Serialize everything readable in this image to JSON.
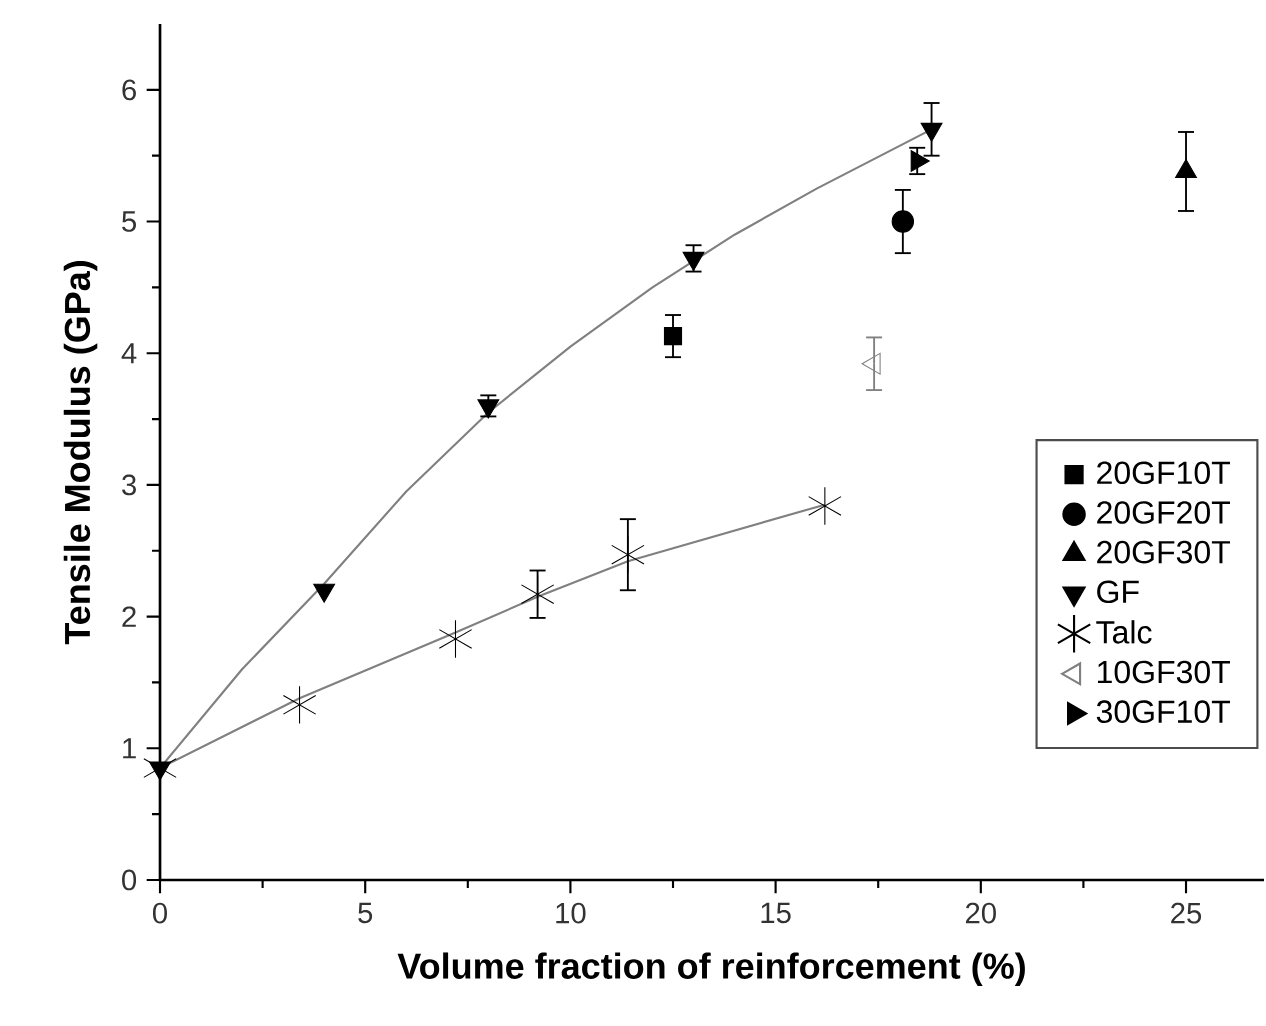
{
  "chart_data": {
    "type": "scatter",
    "xlabel": "Volume fraction of reinforcement (%)",
    "ylabel": "Tensile Modulus  (GPa)",
    "xlim": [
      0,
      26.9
    ],
    "ylim": [
      0,
      6.5
    ],
    "xticks": [
      0,
      5,
      10,
      15,
      20,
      25
    ],
    "yticks": [
      0,
      1,
      2,
      3,
      4,
      5,
      6
    ],
    "grid": false,
    "legend": "right",
    "series": [
      {
        "name": "20GF10T",
        "marker": "square",
        "color": "#000000",
        "x": [
          12.5
        ],
        "values": [
          4.13
        ],
        "errors": [
          0.16
        ]
      },
      {
        "name": "20GF20T",
        "marker": "circle",
        "color": "#000000",
        "x": [
          18.1
        ],
        "values": [
          5.0
        ],
        "errors": [
          0.24
        ]
      },
      {
        "name": "20GF30T",
        "marker": "triangle",
        "color": "#000000",
        "x": [
          25.0
        ],
        "values": [
          5.38
        ],
        "errors": [
          0.3
        ]
      },
      {
        "name": "GF",
        "marker": "triangle-down",
        "color": "#000000",
        "x": [
          0,
          4,
          8,
          13,
          18.8
        ],
        "values": [
          0.85,
          2.2,
          3.6,
          4.72,
          5.7
        ],
        "errors": [
          null,
          null,
          0.08,
          0.1,
          0.2
        ]
      },
      {
        "name": "Talc",
        "marker": "cross",
        "color": "#000000",
        "x": [
          0,
          3.4,
          7.2,
          9.2,
          11.4,
          16.2
        ],
        "values": [
          0.85,
          1.33,
          1.83,
          2.17,
          2.47,
          2.84
        ],
        "errors": [
          null,
          null,
          null,
          0.18,
          0.27,
          null
        ]
      },
      {
        "name": "10GF30T",
        "marker": "triangle-left-open",
        "color": "#808080",
        "x": [
          17.4
        ],
        "values": [
          3.92
        ],
        "errors": [
          0.2
        ]
      },
      {
        "name": "30GF10T",
        "marker": "triangle-right",
        "color": "#000000",
        "x": [
          18.45
        ],
        "values": [
          5.46
        ],
        "errors": [
          0.1
        ]
      },
      {
        "type": "line",
        "color": "#808080",
        "marker": "none",
        "x": [
          0,
          2,
          4,
          6,
          8,
          10,
          12,
          14,
          16,
          18.8
        ],
        "values": [
          0.85,
          1.6,
          2.25,
          2.95,
          3.55,
          4.05,
          4.5,
          4.9,
          5.25,
          5.7
        ]
      },
      {
        "type": "line",
        "color": "#808080",
        "marker": "none",
        "x": [
          0,
          3.4,
          7.2,
          9.2,
          11.4,
          16.2
        ],
        "values": [
          0.85,
          1.38,
          1.88,
          2.15,
          2.42,
          2.85
        ]
      }
    ]
  }
}
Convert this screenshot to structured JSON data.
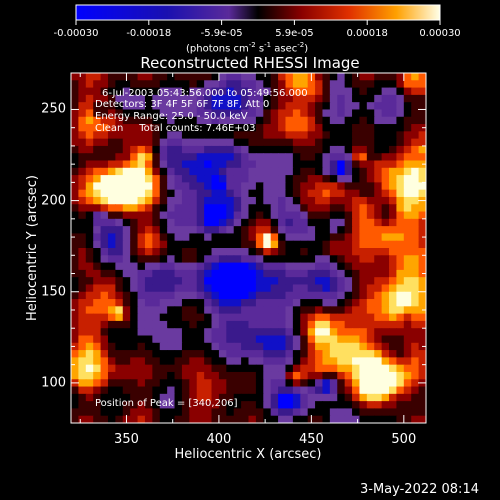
{
  "colorbar": {
    "ticks": [
      "-0.00030",
      "-0.00018",
      "-5.9e-05",
      "5.9e-05",
      "0.00018",
      "0.00030"
    ],
    "unit_prefix": "(photons cm",
    "unit_exp1": "-2",
    "unit_mid": " s",
    "unit_exp2": "-1",
    "unit_mid2": " asec",
    "unit_exp3": "-2",
    "unit_suffix": ")",
    "range": [
      -0.0003,
      0.0003
    ]
  },
  "annotations": {
    "time_range": "6-Jul-2003 05:43:56.000 to 05:49:56.000",
    "detectors": "Detectors: 3F 4F 5F 6F 7F 8F, Att 0",
    "energy": "Energy Range: 25.0 - 50.0 keV",
    "clean": "Clean     Total counts: 7.46E+03",
    "peak": "Position of Peak = [340,206]"
  },
  "footer": {
    "timestamp": "3-May-2022 08:14"
  },
  "chart_data": {
    "type": "heatmap",
    "title": "Reconstructed RHESSI Image",
    "xlabel": "Heliocentric X (arcsec)",
    "ylabel": "Heliocentric Y (arcsec)",
    "xlim": [
      320,
      512
    ],
    "ylim": [
      78,
      270
    ],
    "x_ticks": [
      "350",
      "400",
      "450",
      "500"
    ],
    "y_ticks": [
      "100",
      "150",
      "200",
      "250"
    ],
    "x_tick_values": [
      350,
      400,
      450,
      500
    ],
    "y_tick_values": [
      100,
      150,
      200,
      250
    ],
    "colormap": [
      "#0000ff",
      "#1010c8",
      "#3a1a8c",
      "#5a2a9a",
      "#6a3aa0",
      "#000000",
      "#3a0000",
      "#8a0000",
      "#c82000",
      "#ff5a00",
      "#ffa500",
      "#ffe060",
      "#ffffe0"
    ],
    "peak": [
      340,
      206
    ],
    "grid": false
  }
}
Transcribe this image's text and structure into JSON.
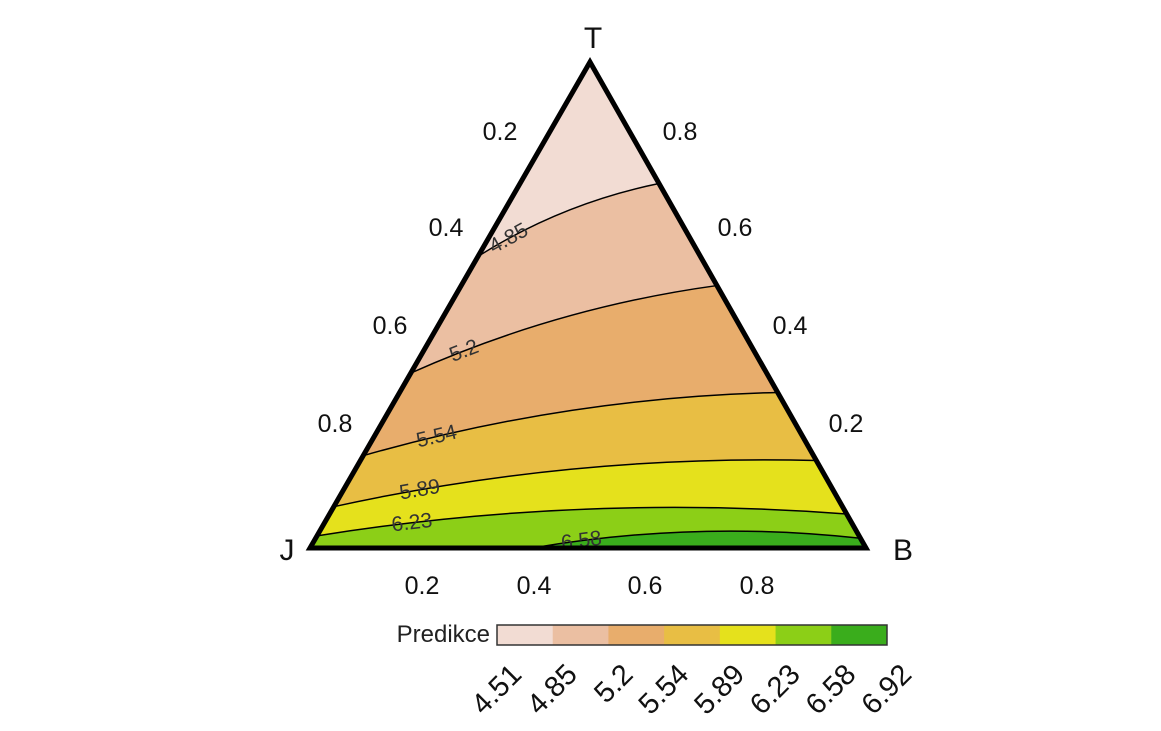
{
  "chart_data": {
    "type": "ternary_contour",
    "vertices": {
      "top": "T",
      "left": "J",
      "right": "B"
    },
    "axis_ticks": {
      "left_edge": [
        "0.2",
        "0.4",
        "0.6",
        "0.8"
      ],
      "right_edge": [
        "0.8",
        "0.6",
        "0.4",
        "0.2"
      ],
      "bottom_edge": [
        "0.2",
        "0.4",
        "0.6",
        "0.8"
      ]
    },
    "contour_levels": [
      {
        "value": 4.85,
        "label": "4.85",
        "left_T": 0.6,
        "right_T": 0.75
      },
      {
        "value": 5.2,
        "label": "5.2",
        "left_T": 0.36,
        "right_T": 0.54
      },
      {
        "value": 5.54,
        "label": "5.54",
        "left_T": 0.19,
        "right_T": 0.32
      },
      {
        "value": 5.89,
        "label": "5.89",
        "left_T": 0.085,
        "right_T": 0.18
      },
      {
        "value": 6.23,
        "label": "6.23",
        "left_T": 0.025,
        "right_T": 0.07
      },
      {
        "value": 6.58,
        "label": "6.58",
        "bottom_B": 0.4,
        "right_T": 0.02
      }
    ],
    "legend": {
      "title": "Predikce",
      "breaks": [
        "4.51",
        "4.85",
        "5.2",
        "5.54",
        "5.89",
        "6.23",
        "6.58",
        "6.92"
      ],
      "colors": [
        "#f2dcd3",
        "#ebbfa2",
        "#e8ad6c",
        "#e8be44",
        "#e5e11c",
        "#8ccf17",
        "#3aad1c"
      ]
    }
  }
}
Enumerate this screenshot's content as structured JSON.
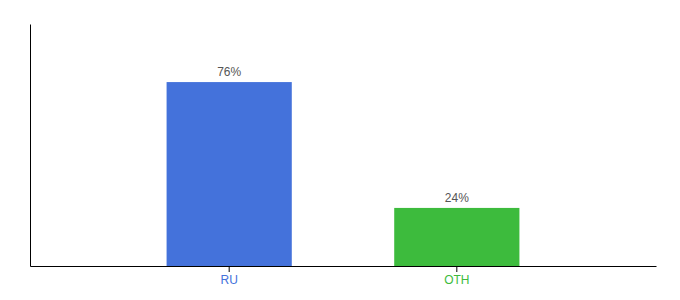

#### The task:
Skip the pictures, then retype every line above exactly.

#### Solution below:
Serialize everything readable in this image to JSON.
{
  "chart_data": {
    "type": "scatter",
    "xlabel": "Volume fraction of reinforcement (%)",
    "ylabel": "Tensile Modulus  (GPa)",
    "xlim": [
      0,
      26.9
    ],
    "ylim": [
      0,
      6.5
    ],
    "xticks": [
      0,
      5,
      10,
      15,
      20,
      25
    ],
    "yticks": [
      0,
      1,
      2,
      3,
      4,
      5,
      6
    ],
    "grid": false,
    "legend": "right",
    "series": [
      {
        "name": "20GF10T",
        "marker": "square",
        "color": "#000000",
        "x": [
          12.5
        ],
        "values": [
          4.13
        ],
        "errors": [
          0.16
        ]
      },
      {
        "name": "20GF20T",
        "marker": "circle",
        "color": "#000000",
        "x": [
          18.1
        ],
        "values": [
          5.0
        ],
        "errors": [
          0.24
        ]
      },
      {
        "name": "20GF30T",
        "marker": "triangle",
        "color": "#000000",
        "x": [
          25.0
        ],
        "values": [
          5.38
        ],
        "errors": [
          0.3
        ]
      },
      {
        "name": "GF",
        "marker": "triangle-down",
        "color": "#000000",
        "x": [
          0,
          4,
          8,
          13,
          18.8
        ],
        "values": [
          0.85,
          2.2,
          3.6,
          4.72,
          5.7
        ],
        "errors": [
          null,
          null,
          0.08,
          0.1,
          0.2
        ]
      },
      {
        "name": "Talc",
        "marker": "cross",
        "color": "#000000",
        "x": [
          0,
          3.4,
          7.2,
          9.2,
          11.4,
          16.2
        ],
        "values": [
          0.85,
          1.33,
          1.83,
          2.17,
          2.47,
          2.84
        ],
        "errors": [
          null,
          null,
          null,
          0.18,
          0.27,
          null
        ]
      },
      {
        "name": "10GF30T",
        "marker": "triangle-left-open",
        "color": "#808080",
        "x": [
          17.4
        ],
        "values": [
          3.92
        ],
        "errors": [
          0.2
        ]
      },
      {
        "name": "30GF10T",
        "marker": "triangle-right",
        "color": "#000000",
        "x": [
          18.45
        ],
        "values": [
          5.46
        ],
        "errors": [
          0.1
        ]
      },
      {
        "type": "line",
        "color": "#808080",
        "marker": "none",
        "x": [
          0,
          2,
          4,
          6,
          8,
          10,
          12,
          14,
          16,
          18.8
        ],
        "values": [
          0.85,
          1.6,
          2.25,
          2.95,
          3.55,
          4.05,
          4.5,
          4.9,
          5.25,
          5.7
        ]
      },
      {
        "type": "line",
        "color": "#808080",
        "marker": "none",
        "x": [
          0,
          3.4,
          7.2,
          9.2,
          11.4,
          16.2
        ],
        "values": [
          0.85,
          1.38,
          1.88,
          2.15,
          2.42,
          2.85
        ]
      }
    ]
  }
}
Convert this screenshot to structured JSON data.
{
  "colorbar": {
    "ticks": [
      "-0.00030",
      "-0.00018",
      "-5.9e-05",
      "5.9e-05",
      "0.00018",
      "0.00030"
    ],
    "unit_prefix": "(photons cm",
    "unit_exp1": "-2",
    "unit_mid": " s",
    "unit_exp2": "-1",
    "unit_mid2": " asec",
    "unit_exp3": "-2",
    "unit_suffix": ")",
    "range": [
      -0.0003,
      0.0003
    ]
  },
  "annotations": {
    "time_range": "6-Jul-2003 05:43:56.000 to 05:49:56.000",
    "detectors": "Detectors: 3F 4F 5F 6F 7F 8F, Att 0",
    "energy": "Energy Range: 25.0 - 50.0 keV",
    "clean": "Clean     Total counts: 7.46E+03",
    "peak": "Position of Peak = [340,206]"
  },
  "footer": {
    "timestamp": "3-May-2022 08:14"
  },
  "chart_data": {
    "type": "heatmap",
    "title": "Reconstructed RHESSI Image",
    "xlabel": "Heliocentric X (arcsec)",
    "ylabel": "Heliocentric Y (arcsec)",
    "xlim": [
      320,
      512
    ],
    "ylim": [
      78,
      270
    ],
    "x_ticks": [
      "350",
      "400",
      "450",
      "500"
    ],
    "y_ticks": [
      "100",
      "150",
      "200",
      "250"
    ],
    "x_tick_values": [
      350,
      400,
      450,
      500
    ],
    "y_tick_values": [
      100,
      150,
      200,
      250
    ],
    "colormap": [
      "#0000ff",
      "#1010c8",
      "#3a1a8c",
      "#5a2a9a",
      "#6a3aa0",
      "#000000",
      "#3a0000",
      "#8a0000",
      "#c82000",
      "#ff5a00",
      "#ffa500",
      "#ffe060",
      "#ffffe0"
    ],
    "peak": [
      340,
      206
    ],
    "grid": false
  }
}
Transcribe this image's text and structure into JSON.
{
  "chart_data": {
    "type": "ternary_contour",
    "vertices": {
      "top": "T",
      "left": "J",
      "right": "B"
    },
    "axis_ticks": {
      "left_edge": [
        "0.2",
        "0.4",
        "0.6",
        "0.8"
      ],
      "right_edge": [
        "0.8",
        "0.6",
        "0.4",
        "0.2"
      ],
      "bottom_edge": [
        "0.2",
        "0.4",
        "0.6",
        "0.8"
      ]
    },
    "contour_levels": [
      {
        "value": 4.85,
        "label": "4.85",
        "left_T": 0.6,
        "right_T": 0.75
      },
      {
        "value": 5.2,
        "label": "5.2",
        "left_T": 0.36,
        "right_T": 0.54
      },
      {
        "value": 5.54,
        "label": "5.54",
        "left_T": 0.19,
        "right_T": 0.32
      },
      {
        "value": 5.89,
        "label": "5.89",
        "left_T": 0.085,
        "right_T": 0.18
      },
      {
        "value": 6.23,
        "label": "6.23",
        "left_T": 0.025,
        "right_T": 0.07
      },
      {
        "value": 6.58,
        "label": "6.58",
        "bottom_B": 0.4,
        "right_T": 0.02
      }
    ],
    "legend": {
      "title": "Predikce",
      "breaks": [
        "4.51",
        "4.85",
        "5.2",
        "5.54",
        "5.89",
        "6.23",
        "6.58",
        "6.92"
      ],
      "colors": [
        "#f2dcd3",
        "#ebbfa2",
        "#e8ad6c",
        "#e8be44",
        "#e5e11c",
        "#8ccf17",
        "#3aad1c"
      ]
    }
  }
}
Enumerate this screenshot's content as structured JSON.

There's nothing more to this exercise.